— Your instructions —
Where a line in the listing contains the string "normálny", copy that line out.

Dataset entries
:::::

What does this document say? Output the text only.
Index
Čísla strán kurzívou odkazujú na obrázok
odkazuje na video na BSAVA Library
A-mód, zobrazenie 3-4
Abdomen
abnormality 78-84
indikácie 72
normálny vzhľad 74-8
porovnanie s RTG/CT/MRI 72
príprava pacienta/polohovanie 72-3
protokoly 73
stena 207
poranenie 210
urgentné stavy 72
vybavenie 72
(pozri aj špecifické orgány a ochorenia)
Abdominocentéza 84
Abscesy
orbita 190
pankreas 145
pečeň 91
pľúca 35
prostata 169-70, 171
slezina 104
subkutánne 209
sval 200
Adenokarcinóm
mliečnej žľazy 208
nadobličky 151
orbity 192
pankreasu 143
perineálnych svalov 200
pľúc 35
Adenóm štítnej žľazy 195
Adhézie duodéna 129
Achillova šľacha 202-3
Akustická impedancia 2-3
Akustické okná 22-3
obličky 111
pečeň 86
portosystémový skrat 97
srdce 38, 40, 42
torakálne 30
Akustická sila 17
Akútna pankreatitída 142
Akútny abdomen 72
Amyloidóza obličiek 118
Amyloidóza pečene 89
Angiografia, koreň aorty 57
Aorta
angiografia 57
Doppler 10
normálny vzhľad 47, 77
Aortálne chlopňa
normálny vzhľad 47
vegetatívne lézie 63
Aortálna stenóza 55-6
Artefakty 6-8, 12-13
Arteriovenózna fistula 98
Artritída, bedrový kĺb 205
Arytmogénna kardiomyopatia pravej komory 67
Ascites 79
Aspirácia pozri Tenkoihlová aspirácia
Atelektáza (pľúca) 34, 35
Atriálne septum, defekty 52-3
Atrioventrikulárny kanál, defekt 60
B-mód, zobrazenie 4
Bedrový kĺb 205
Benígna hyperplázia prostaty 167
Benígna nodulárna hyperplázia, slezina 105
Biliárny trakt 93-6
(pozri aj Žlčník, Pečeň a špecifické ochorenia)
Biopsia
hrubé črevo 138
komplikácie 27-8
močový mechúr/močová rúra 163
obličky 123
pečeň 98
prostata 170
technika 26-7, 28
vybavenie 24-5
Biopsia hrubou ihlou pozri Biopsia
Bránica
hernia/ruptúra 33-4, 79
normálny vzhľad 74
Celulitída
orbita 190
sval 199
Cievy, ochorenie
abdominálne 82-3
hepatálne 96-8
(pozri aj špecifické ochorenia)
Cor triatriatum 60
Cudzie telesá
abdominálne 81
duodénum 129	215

:::::

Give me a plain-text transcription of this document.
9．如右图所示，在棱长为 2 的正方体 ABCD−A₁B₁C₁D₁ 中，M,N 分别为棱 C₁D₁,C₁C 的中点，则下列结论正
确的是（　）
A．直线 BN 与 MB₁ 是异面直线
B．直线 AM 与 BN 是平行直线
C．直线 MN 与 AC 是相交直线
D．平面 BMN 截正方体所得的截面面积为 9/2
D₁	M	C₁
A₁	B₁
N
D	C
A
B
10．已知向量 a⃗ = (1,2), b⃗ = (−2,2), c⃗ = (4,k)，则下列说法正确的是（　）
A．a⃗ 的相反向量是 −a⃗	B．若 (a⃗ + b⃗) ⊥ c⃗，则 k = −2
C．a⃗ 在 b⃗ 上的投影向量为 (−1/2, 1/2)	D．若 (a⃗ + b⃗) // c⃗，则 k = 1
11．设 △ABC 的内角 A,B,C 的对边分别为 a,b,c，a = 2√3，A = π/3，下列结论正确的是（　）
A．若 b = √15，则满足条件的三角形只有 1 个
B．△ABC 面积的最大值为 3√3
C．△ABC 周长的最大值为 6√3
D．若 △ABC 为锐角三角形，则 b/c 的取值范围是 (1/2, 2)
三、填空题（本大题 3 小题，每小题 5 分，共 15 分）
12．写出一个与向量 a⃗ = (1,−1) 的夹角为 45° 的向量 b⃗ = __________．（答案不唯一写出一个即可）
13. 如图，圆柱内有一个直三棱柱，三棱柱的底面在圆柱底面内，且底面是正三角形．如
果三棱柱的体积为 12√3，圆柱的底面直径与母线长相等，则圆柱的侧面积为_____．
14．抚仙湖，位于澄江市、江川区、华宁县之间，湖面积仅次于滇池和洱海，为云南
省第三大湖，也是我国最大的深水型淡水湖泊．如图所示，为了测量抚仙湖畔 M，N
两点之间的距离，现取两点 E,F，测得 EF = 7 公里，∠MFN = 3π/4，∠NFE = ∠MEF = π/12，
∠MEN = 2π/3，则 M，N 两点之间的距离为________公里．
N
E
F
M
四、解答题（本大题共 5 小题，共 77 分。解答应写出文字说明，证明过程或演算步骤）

:::::

— Solution to this task —
normálny vzhľad 74-8
normálny vzhľad 47, 77
normálny vzhľad 47
normálny vzhľad 74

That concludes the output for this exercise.